# [Dataset content]
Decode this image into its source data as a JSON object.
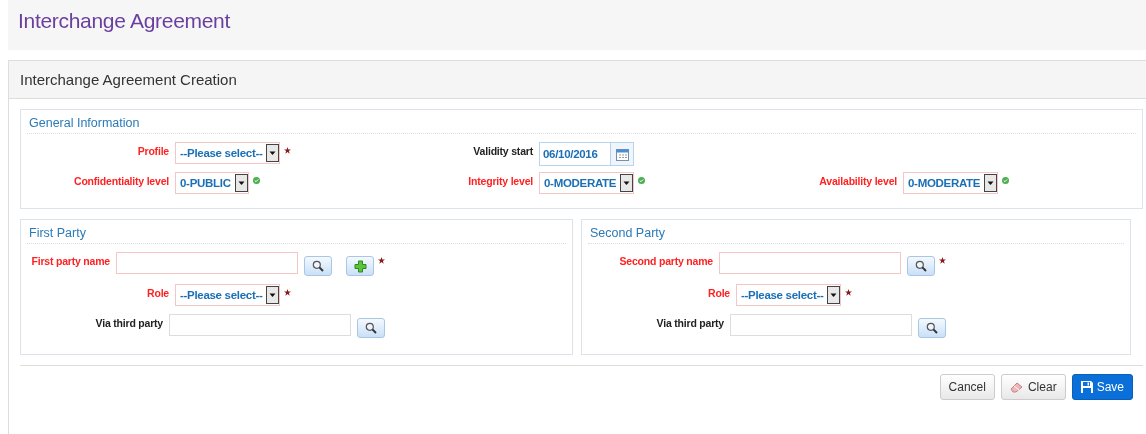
{
  "page_title": "Interchange Agreement",
  "panel": {
    "title": "Interchange Agreement Creation"
  },
  "general": {
    "title": "General Information",
    "rows": [
      [
        {
          "label": "Profile",
          "kind": "select",
          "value": "--Please select--",
          "required": true,
          "valid": false
        },
        {
          "label": "Validity start",
          "kind": "date",
          "value": "06/10/2016",
          "required": false,
          "valid": false
        }
      ],
      [
        {
          "label": "Confidentiality level",
          "kind": "select",
          "value": "0-PUBLIC",
          "required": true,
          "valid": true
        },
        {
          "label": "Integrity level",
          "kind": "select",
          "value": "0-MODERATE",
          "required": true,
          "valid": true
        },
        {
          "label": "Availability level",
          "kind": "select",
          "value": "0-MODERATE",
          "required": true,
          "valid": true
        }
      ]
    ]
  },
  "parties": [
    {
      "title": "First Party",
      "fields": [
        {
          "label": "First party name",
          "kind": "text",
          "required": true,
          "lookup": true,
          "add": true
        },
        {
          "label": "Role",
          "kind": "select",
          "value": "--Please select--",
          "required": true,
          "lookup": false,
          "add": false
        },
        {
          "label": "Via third party",
          "kind": "text",
          "required": false,
          "lookup": true,
          "add": false
        }
      ]
    },
    {
      "title": "Second Party",
      "fields": [
        {
          "label": "Second party name",
          "kind": "text",
          "required": true,
          "lookup": true,
          "add": false
        },
        {
          "label": "Role",
          "kind": "select",
          "value": "--Please select--",
          "required": true,
          "lookup": false,
          "add": false
        },
        {
          "label": "Via third party",
          "kind": "text",
          "required": false,
          "lookup": true,
          "add": false
        }
      ]
    }
  ],
  "buttons": [
    {
      "label": "Cancel",
      "kind": "plain"
    },
    {
      "label": "Clear",
      "kind": "clear"
    },
    {
      "label": "Save",
      "kind": "primary"
    }
  ]
}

# [Requirements]
State only the count of lines above that hold the string "Interchange".

# [Finished exercise]
2